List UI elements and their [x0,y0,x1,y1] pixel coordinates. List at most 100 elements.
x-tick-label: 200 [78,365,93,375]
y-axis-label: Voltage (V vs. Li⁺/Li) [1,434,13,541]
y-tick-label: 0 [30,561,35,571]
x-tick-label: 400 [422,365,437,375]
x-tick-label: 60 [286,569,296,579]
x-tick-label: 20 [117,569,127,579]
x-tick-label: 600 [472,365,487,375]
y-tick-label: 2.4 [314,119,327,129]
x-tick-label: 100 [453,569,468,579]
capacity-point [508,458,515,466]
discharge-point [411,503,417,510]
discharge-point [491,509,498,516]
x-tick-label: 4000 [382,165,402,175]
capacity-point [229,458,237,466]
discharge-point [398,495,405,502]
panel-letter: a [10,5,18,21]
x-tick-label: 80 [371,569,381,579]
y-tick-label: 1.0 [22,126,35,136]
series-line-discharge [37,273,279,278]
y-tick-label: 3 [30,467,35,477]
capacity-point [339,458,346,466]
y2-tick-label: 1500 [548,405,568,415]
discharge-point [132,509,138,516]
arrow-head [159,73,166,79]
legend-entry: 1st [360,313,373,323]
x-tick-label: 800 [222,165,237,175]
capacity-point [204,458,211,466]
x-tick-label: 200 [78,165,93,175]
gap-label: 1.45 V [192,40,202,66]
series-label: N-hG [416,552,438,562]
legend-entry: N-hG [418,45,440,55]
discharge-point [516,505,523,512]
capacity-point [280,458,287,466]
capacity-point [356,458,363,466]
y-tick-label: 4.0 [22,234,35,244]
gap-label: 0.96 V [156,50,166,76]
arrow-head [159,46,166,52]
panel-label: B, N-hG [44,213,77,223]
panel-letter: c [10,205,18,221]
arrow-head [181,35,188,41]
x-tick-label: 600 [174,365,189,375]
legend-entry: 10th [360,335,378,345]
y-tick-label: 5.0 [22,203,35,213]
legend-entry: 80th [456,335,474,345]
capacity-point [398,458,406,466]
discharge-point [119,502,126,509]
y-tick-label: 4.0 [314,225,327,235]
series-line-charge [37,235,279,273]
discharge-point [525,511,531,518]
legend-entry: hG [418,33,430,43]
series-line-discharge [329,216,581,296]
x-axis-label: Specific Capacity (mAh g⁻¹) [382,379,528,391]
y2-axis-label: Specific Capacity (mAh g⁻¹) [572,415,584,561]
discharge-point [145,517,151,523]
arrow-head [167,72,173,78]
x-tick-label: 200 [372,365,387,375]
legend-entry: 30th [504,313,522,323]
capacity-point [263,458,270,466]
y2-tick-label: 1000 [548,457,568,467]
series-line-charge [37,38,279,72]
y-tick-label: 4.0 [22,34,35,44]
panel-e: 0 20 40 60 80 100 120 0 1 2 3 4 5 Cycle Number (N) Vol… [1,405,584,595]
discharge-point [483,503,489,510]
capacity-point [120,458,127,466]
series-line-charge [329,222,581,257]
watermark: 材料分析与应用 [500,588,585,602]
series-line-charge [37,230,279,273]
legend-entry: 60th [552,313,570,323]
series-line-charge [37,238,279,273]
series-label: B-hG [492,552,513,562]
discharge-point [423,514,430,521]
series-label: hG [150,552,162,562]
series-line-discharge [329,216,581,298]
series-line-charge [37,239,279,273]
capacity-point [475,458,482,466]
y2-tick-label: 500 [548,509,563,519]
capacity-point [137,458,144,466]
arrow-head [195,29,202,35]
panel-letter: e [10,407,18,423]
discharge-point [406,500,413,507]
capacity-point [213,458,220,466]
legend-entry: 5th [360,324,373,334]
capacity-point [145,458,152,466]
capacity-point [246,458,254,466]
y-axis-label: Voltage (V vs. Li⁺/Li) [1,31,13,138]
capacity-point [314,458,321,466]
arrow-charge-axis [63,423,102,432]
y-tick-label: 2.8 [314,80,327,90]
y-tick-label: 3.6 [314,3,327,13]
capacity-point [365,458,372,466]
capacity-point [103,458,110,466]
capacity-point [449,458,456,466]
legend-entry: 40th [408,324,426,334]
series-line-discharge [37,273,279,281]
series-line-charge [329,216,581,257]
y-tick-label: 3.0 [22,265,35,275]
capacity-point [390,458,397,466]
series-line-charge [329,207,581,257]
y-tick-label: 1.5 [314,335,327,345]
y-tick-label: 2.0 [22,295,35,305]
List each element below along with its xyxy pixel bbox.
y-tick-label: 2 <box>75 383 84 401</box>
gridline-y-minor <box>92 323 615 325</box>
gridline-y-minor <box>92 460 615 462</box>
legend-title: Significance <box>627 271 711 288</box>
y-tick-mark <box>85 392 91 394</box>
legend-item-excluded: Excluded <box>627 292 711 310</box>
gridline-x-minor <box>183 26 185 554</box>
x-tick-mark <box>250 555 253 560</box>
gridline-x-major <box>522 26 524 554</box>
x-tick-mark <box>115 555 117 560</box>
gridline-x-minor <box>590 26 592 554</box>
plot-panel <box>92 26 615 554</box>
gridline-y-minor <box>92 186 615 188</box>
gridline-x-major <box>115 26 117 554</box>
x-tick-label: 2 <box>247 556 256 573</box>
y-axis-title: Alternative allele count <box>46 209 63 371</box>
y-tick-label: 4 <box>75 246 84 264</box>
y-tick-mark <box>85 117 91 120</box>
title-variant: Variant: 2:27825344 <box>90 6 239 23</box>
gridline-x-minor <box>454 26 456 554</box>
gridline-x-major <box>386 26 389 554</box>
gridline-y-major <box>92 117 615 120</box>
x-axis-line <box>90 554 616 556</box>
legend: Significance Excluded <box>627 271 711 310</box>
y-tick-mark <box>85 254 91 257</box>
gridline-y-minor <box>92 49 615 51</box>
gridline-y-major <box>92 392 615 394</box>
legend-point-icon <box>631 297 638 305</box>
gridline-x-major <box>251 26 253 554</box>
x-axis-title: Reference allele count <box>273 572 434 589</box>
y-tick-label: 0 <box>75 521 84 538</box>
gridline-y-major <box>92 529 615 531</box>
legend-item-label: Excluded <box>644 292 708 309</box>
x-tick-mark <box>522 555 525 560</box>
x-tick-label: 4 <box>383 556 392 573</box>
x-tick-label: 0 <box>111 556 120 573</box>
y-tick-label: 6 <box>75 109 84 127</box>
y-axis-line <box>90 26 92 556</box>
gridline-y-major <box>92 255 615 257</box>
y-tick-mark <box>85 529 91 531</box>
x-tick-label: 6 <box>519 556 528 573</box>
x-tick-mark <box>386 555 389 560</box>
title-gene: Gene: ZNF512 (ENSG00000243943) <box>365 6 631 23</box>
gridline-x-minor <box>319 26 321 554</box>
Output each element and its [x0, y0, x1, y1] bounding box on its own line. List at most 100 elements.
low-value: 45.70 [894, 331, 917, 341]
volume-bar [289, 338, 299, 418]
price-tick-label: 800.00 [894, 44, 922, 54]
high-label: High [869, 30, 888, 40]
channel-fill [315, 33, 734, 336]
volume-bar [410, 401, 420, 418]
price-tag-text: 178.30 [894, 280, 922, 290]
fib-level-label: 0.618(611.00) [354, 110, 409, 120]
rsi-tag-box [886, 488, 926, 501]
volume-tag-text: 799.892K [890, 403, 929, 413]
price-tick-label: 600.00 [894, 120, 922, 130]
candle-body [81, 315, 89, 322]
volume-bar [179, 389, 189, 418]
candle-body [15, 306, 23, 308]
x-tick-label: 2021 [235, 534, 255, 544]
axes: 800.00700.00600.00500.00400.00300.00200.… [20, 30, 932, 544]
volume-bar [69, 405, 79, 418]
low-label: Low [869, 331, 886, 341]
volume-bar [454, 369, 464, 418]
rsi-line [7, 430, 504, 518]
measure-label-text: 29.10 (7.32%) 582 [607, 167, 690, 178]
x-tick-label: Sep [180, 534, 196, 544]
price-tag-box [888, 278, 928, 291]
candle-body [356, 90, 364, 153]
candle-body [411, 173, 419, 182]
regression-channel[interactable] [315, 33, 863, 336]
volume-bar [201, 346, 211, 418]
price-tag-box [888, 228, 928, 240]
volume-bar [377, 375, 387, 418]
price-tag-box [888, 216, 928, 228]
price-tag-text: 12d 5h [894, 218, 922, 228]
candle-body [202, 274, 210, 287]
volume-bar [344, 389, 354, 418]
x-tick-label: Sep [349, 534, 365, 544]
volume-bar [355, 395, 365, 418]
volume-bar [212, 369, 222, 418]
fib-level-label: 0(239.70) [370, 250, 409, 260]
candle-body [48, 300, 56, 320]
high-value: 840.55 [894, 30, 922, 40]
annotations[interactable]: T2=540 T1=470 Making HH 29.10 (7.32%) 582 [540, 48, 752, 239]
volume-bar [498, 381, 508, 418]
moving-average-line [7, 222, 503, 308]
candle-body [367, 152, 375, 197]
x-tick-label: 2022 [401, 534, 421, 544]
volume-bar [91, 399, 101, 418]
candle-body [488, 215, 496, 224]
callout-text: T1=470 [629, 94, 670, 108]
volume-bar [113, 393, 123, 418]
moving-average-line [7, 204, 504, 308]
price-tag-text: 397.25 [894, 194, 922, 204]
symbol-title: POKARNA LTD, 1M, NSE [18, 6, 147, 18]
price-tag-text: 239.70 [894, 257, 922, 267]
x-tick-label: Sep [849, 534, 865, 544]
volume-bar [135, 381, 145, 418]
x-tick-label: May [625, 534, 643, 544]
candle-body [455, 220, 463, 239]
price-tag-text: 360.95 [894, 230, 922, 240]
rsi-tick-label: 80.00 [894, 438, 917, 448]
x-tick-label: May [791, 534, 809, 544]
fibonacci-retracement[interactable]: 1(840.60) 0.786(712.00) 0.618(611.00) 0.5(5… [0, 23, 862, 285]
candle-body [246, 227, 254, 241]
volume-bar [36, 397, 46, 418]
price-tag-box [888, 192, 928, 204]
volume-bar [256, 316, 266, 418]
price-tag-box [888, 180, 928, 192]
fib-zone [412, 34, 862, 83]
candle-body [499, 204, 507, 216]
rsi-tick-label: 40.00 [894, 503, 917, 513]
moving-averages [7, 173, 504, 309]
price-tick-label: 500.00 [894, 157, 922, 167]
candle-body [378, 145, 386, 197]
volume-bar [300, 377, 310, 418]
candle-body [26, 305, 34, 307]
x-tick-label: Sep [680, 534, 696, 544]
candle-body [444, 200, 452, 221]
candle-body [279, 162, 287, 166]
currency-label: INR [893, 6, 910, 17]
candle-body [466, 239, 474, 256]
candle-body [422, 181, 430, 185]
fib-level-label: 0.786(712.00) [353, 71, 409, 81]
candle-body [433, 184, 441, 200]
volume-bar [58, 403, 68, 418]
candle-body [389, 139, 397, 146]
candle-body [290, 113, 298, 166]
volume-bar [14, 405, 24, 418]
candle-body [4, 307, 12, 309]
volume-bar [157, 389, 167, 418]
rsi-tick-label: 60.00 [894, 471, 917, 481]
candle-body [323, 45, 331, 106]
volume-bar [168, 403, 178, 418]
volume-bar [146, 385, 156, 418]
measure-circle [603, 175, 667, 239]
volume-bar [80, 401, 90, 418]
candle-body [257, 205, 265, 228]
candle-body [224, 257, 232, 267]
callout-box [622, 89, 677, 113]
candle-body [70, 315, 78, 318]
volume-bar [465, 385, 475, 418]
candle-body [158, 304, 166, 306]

# # #

* **Work to complete**
Please write out the stretch of entries above from the very first line through the line containing "capacity-point [280,458,287,466]", reproducing each line unchanged.

* **In response**
List UI elements and their [x0,y0,x1,y1] pixel coordinates. List at most 100 elements.
x-tick-label: 200 [78,365,93,375]
y-axis-label: Voltage (V vs. Li⁺/Li) [1,434,13,541]
y-tick-label: 0 [30,561,35,571]
x-tick-label: 400 [422,365,437,375]
x-tick-label: 60 [286,569,296,579]
x-tick-label: 20 [117,569,127,579]
x-tick-label: 600 [472,365,487,375]
y-tick-label: 2.4 [314,119,327,129]
x-tick-label: 100 [453,569,468,579]
capacity-point [508,458,515,466]
discharge-point [411,503,417,510]
discharge-point [491,509,498,516]
x-tick-label: 4000 [382,165,402,175]
capacity-point [229,458,237,466]
discharge-point [398,495,405,502]
panel-letter: a [10,5,18,21]
x-tick-label: 80 [371,569,381,579]
y-tick-label: 1.0 [22,126,35,136]
series-line-discharge [37,273,279,278]
y-tick-label: 3 [30,467,35,477]
capacity-point [339,458,346,466]
y2-tick-label: 1500 [548,405,568,415]
discharge-point [132,509,138,516]
arrow-head [159,73,166,79]
legend-entry: 1st [360,313,373,323]
x-tick-label: 800 [222,165,237,175]
capacity-point [204,458,211,466]
x-tick-label: 200 [78,165,93,175]
gap-label: 1.45 V [192,40,202,66]
series-label: N-hG [416,552,438,562]
legend-entry: N-hG [418,45,440,55]
discharge-point [516,505,523,512]
capacity-point [280,458,287,466]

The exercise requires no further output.